### Data entries

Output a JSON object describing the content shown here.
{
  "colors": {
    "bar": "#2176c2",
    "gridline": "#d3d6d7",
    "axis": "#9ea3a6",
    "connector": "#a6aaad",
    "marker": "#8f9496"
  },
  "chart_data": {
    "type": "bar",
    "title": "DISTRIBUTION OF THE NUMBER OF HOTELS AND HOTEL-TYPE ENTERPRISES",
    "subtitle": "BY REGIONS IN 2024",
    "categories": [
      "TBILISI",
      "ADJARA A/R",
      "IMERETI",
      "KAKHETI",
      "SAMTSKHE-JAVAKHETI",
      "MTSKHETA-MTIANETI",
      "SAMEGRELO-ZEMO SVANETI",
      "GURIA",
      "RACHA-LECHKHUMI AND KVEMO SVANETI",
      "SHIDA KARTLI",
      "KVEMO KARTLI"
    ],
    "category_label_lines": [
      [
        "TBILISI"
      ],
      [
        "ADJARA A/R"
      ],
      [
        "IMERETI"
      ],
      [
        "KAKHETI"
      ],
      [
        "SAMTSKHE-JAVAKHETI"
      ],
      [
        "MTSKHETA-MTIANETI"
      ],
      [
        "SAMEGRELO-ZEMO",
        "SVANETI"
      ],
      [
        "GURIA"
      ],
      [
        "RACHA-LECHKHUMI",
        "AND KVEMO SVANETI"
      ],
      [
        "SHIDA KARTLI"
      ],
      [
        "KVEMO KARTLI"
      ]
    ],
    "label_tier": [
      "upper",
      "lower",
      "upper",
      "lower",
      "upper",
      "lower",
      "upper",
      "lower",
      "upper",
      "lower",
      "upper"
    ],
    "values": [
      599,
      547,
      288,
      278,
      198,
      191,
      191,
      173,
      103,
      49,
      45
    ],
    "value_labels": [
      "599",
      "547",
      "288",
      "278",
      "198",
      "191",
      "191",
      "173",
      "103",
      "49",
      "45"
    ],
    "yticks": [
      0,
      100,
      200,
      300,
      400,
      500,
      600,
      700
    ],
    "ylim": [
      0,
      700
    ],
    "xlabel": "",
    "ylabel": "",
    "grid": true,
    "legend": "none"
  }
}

######
### Data entries

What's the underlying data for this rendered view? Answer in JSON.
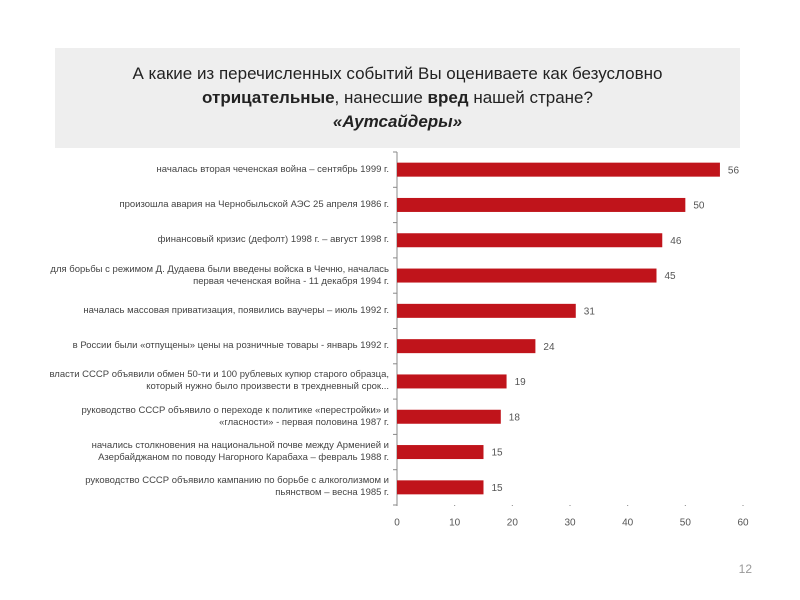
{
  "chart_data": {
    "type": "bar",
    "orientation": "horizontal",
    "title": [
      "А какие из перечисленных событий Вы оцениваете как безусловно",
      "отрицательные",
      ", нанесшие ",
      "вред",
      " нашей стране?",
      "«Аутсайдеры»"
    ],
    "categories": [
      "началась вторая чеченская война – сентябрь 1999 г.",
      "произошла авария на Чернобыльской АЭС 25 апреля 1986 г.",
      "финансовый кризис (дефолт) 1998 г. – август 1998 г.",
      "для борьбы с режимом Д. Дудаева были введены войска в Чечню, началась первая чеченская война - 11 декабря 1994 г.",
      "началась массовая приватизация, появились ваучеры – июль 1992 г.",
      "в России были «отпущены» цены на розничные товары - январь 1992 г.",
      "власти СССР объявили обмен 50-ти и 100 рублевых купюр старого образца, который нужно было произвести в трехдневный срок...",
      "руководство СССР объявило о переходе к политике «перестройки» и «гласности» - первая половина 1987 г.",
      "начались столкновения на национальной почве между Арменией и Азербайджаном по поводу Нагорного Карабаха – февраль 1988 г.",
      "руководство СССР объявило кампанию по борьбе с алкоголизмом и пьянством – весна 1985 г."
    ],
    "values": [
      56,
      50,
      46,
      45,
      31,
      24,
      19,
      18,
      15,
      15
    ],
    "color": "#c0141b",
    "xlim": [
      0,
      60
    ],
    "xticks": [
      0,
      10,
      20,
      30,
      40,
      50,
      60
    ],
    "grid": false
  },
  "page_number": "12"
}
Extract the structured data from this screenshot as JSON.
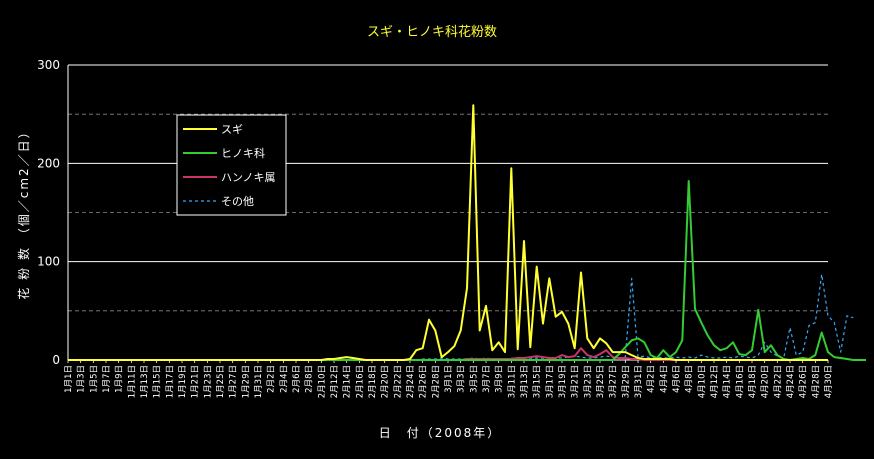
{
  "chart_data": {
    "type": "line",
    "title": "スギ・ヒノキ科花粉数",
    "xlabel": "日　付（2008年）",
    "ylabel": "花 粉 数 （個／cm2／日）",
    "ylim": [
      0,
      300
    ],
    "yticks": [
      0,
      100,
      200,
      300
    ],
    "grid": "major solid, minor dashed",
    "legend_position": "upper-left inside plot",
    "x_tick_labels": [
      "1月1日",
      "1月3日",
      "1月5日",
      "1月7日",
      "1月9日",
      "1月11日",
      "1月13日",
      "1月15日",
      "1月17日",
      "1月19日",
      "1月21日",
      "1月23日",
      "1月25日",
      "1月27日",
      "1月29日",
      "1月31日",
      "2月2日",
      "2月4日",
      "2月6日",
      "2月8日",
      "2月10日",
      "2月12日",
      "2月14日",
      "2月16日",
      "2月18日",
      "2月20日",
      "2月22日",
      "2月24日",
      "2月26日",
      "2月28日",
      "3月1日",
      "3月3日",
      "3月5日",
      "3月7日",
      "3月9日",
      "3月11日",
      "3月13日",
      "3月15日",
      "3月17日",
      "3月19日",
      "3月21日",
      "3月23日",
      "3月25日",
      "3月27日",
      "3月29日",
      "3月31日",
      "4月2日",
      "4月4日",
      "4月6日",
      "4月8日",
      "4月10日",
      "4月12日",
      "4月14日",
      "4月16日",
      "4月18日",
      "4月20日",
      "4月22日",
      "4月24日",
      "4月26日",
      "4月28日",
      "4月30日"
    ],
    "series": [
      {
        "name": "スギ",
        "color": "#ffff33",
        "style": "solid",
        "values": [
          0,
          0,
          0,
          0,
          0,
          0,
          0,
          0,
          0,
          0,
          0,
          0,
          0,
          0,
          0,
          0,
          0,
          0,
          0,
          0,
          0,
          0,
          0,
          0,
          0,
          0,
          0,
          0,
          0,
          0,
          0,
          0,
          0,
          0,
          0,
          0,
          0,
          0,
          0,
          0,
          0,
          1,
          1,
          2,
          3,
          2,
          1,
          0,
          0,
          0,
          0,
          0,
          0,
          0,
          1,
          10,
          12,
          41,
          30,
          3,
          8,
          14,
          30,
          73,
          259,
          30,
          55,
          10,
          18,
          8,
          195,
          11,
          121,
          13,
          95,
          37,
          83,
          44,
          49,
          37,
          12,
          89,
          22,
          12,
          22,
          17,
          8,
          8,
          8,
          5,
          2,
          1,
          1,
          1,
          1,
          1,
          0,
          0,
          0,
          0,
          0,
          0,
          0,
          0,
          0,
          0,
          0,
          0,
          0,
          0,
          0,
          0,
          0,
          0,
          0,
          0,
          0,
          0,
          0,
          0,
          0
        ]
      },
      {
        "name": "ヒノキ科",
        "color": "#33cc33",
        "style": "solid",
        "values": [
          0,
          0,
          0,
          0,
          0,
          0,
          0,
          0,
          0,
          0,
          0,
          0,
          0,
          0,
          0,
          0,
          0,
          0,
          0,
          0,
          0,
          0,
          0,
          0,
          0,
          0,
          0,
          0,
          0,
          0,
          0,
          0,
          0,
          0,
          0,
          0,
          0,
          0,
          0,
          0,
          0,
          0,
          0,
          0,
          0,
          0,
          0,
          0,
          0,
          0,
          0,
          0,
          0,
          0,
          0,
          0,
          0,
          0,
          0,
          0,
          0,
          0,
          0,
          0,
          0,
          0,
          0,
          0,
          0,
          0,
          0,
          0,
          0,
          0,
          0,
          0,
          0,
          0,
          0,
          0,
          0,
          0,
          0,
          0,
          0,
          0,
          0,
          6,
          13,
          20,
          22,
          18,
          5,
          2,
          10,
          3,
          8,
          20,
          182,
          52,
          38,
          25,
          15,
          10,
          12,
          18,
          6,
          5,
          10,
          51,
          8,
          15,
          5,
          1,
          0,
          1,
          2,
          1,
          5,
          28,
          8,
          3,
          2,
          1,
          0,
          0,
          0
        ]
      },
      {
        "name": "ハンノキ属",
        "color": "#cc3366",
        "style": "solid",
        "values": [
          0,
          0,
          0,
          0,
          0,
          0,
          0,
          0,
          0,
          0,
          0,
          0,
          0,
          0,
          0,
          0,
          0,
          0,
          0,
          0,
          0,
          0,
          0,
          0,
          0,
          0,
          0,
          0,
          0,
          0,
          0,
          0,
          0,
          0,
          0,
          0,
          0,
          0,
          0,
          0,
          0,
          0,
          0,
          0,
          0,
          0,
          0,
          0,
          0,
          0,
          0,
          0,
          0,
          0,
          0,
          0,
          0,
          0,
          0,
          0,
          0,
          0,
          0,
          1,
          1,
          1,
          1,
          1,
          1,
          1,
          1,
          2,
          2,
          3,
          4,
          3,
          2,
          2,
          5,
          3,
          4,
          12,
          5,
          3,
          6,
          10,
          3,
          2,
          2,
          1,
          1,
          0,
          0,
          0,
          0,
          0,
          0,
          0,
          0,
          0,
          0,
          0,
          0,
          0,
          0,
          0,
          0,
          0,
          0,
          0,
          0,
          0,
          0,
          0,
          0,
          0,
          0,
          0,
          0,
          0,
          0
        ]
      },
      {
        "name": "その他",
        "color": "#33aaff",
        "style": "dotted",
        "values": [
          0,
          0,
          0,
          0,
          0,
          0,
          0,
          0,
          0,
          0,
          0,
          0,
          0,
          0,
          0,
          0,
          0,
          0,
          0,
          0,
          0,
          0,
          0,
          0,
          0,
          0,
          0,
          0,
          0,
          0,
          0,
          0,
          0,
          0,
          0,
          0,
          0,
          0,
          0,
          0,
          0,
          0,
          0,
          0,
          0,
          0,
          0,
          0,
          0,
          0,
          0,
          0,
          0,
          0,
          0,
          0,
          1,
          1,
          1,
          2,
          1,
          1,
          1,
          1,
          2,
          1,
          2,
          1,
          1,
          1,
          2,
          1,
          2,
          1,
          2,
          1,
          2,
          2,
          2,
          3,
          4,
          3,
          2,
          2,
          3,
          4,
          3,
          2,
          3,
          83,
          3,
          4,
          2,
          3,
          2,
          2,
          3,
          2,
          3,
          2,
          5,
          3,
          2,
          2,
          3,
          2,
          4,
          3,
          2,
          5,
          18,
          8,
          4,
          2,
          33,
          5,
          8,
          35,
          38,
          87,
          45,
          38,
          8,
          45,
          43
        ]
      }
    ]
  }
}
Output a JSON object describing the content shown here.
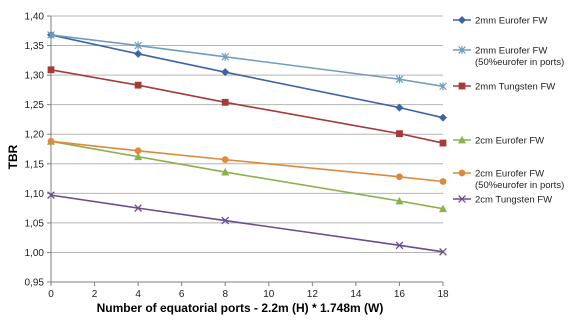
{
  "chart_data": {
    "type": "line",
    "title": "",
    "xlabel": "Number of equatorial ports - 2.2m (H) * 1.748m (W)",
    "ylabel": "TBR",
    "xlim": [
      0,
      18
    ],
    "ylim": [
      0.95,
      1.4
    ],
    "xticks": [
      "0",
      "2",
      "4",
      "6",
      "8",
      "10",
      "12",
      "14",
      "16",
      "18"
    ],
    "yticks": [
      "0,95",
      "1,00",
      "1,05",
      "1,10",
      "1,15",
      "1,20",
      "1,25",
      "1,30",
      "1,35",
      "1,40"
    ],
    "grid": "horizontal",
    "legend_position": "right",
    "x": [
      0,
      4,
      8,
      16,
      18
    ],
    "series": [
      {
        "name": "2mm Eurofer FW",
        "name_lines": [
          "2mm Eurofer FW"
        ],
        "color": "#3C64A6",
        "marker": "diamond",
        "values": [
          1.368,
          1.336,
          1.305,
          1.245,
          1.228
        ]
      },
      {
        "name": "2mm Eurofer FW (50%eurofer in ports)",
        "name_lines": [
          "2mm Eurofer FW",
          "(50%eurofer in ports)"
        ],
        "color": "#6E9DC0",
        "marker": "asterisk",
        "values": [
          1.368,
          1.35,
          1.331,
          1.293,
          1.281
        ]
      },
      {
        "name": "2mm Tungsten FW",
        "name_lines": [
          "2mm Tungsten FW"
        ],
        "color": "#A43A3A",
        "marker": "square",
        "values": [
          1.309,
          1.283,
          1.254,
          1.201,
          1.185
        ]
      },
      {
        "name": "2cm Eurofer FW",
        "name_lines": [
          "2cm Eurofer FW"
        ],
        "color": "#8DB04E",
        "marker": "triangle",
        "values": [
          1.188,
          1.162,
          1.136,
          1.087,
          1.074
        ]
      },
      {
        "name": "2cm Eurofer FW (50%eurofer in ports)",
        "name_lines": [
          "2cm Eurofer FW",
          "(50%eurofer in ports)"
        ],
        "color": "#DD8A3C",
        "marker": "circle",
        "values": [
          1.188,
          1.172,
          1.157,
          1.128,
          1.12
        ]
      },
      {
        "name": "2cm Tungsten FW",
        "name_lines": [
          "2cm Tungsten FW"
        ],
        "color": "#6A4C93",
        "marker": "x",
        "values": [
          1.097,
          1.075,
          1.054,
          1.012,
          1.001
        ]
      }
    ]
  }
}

######
### Data entries

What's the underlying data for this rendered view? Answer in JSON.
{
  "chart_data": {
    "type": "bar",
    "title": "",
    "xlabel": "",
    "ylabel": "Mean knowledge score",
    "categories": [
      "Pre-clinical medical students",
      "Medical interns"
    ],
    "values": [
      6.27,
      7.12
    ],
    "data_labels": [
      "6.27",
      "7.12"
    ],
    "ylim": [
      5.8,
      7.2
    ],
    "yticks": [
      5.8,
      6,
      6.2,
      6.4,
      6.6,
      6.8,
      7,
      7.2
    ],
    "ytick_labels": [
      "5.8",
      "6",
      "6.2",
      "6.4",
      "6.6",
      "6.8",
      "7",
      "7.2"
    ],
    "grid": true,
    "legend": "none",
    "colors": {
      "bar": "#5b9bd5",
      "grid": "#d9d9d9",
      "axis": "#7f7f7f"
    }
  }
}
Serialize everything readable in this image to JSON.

######

Say, as a bare number, how many lines in the entries above include the string "this".

4